-------- DATA SHOWN --------
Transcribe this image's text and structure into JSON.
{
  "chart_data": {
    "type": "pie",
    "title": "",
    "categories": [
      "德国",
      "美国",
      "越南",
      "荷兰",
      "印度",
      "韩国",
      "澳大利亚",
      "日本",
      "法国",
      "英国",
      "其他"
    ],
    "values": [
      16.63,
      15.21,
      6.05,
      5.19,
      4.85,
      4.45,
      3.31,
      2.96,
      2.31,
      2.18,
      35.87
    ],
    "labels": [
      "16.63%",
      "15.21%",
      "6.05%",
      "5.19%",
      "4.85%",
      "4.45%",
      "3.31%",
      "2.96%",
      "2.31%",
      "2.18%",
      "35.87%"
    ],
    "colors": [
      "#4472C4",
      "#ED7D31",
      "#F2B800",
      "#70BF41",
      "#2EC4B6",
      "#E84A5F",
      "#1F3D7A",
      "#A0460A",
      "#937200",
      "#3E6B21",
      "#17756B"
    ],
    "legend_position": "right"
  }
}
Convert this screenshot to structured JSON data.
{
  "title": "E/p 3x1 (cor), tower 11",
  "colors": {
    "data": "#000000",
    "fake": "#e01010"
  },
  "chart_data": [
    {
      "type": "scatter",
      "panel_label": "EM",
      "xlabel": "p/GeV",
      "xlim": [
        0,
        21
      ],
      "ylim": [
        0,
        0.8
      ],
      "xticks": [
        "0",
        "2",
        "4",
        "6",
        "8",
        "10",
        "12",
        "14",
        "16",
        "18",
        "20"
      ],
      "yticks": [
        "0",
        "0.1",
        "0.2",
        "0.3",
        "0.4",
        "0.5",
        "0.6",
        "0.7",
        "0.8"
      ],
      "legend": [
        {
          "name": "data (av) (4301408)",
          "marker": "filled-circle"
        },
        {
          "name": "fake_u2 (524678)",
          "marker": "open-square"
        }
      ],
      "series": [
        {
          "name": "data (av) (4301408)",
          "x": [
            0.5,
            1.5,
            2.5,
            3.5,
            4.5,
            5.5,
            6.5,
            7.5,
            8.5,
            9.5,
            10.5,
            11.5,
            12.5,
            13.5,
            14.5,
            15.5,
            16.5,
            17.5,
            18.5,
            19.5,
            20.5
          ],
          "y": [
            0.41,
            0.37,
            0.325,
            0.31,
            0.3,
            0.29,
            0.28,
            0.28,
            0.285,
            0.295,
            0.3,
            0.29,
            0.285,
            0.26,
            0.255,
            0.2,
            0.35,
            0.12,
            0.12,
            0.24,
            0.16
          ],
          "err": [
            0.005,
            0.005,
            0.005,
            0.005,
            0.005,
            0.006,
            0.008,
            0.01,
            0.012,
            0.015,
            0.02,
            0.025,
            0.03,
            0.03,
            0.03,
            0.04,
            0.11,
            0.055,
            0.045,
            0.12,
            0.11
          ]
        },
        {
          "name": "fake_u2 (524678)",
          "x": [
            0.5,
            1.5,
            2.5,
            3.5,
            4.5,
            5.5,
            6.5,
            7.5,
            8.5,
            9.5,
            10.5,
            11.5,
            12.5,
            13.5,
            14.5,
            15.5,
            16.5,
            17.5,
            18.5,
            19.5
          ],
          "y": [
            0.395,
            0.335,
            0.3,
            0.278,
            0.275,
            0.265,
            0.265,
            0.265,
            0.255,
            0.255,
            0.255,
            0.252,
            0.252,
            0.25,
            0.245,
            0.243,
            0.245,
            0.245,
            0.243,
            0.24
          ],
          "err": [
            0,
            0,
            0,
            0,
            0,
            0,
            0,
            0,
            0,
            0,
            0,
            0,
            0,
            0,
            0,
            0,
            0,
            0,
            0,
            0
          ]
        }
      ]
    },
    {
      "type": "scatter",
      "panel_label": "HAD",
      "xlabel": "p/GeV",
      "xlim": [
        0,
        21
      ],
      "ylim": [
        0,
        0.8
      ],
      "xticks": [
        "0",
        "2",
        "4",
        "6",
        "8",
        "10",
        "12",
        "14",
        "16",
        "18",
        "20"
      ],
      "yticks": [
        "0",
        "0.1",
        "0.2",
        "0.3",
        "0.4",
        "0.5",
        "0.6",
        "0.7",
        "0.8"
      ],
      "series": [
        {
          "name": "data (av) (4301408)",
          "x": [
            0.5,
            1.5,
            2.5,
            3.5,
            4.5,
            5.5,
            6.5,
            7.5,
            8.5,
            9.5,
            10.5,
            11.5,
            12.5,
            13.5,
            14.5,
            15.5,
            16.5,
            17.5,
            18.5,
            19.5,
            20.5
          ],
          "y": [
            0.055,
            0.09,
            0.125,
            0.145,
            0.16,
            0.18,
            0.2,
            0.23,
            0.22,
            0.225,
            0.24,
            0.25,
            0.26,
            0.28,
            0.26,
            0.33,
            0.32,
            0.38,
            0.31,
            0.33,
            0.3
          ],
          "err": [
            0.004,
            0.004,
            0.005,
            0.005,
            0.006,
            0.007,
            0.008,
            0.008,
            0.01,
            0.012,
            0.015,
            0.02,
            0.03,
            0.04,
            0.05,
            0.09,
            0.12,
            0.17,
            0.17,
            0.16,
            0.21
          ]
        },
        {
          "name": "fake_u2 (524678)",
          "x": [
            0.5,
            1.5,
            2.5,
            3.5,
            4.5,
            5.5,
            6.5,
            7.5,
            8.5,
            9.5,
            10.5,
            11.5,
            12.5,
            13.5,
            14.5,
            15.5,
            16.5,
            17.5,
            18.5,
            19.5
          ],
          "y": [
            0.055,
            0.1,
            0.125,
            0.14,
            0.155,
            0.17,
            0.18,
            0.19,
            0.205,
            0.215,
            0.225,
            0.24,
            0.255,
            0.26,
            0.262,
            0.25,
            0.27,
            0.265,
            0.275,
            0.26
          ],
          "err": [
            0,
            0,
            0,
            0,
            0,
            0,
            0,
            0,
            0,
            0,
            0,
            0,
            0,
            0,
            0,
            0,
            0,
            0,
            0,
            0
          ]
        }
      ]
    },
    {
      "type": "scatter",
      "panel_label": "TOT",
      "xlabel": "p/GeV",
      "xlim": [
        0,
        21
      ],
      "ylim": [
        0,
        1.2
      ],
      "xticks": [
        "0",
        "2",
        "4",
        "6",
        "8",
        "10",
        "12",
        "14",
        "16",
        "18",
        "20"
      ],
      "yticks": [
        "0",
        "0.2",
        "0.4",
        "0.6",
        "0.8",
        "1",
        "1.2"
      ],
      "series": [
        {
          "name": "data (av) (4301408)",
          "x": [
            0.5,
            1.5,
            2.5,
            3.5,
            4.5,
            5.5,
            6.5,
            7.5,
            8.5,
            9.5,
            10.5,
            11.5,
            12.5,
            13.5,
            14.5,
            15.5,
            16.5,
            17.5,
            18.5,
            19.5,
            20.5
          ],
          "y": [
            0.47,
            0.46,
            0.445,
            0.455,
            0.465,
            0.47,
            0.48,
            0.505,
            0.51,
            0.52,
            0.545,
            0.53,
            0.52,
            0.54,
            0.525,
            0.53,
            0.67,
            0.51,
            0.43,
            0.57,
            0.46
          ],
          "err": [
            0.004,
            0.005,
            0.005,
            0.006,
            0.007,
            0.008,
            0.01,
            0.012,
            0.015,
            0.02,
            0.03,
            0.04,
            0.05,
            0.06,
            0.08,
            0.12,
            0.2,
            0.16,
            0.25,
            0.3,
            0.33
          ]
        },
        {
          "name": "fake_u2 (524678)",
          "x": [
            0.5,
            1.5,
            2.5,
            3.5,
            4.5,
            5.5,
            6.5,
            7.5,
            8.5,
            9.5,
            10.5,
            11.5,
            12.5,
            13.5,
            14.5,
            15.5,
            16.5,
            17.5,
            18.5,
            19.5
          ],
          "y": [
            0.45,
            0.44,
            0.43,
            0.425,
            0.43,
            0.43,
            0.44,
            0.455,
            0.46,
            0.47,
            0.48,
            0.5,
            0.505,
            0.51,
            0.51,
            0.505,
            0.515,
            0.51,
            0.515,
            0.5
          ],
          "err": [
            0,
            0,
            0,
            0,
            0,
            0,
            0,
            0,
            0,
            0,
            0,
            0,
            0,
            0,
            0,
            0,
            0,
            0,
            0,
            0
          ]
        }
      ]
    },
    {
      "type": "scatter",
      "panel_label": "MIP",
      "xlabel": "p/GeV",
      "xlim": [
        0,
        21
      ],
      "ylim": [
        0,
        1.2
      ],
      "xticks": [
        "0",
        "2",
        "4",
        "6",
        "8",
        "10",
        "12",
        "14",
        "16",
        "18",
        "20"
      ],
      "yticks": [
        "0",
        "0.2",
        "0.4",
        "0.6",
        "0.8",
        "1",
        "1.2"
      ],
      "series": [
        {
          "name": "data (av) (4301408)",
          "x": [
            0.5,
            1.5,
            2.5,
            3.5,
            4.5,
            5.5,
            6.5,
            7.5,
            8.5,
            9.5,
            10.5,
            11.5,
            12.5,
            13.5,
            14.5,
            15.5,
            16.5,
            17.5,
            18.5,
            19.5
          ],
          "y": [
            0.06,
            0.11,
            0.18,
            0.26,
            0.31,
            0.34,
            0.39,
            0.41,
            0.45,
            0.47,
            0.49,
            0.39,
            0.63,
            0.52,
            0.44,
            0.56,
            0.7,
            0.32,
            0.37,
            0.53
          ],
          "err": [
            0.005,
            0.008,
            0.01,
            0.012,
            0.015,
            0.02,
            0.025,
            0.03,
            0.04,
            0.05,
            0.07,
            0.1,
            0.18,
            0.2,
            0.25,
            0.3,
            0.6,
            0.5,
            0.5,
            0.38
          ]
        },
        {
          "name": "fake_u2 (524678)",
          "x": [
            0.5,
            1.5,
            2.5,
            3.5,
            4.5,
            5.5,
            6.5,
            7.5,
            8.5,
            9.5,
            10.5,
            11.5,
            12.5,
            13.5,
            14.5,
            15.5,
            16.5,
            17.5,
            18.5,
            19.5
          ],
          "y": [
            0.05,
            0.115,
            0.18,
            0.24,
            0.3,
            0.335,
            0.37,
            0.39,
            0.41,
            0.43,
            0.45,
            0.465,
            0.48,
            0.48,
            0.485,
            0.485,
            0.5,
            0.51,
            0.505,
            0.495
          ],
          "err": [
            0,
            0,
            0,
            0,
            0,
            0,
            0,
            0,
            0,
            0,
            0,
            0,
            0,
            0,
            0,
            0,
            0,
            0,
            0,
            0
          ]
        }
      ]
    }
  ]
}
--------
-- DESCRIPTION OF THE TASK --
In the lines above, find each one with "JSON" and list it.

-- FINAL ANSWER --
Transcribe this image's text and structure into JSON.
Convert this screenshot to structured JSON data.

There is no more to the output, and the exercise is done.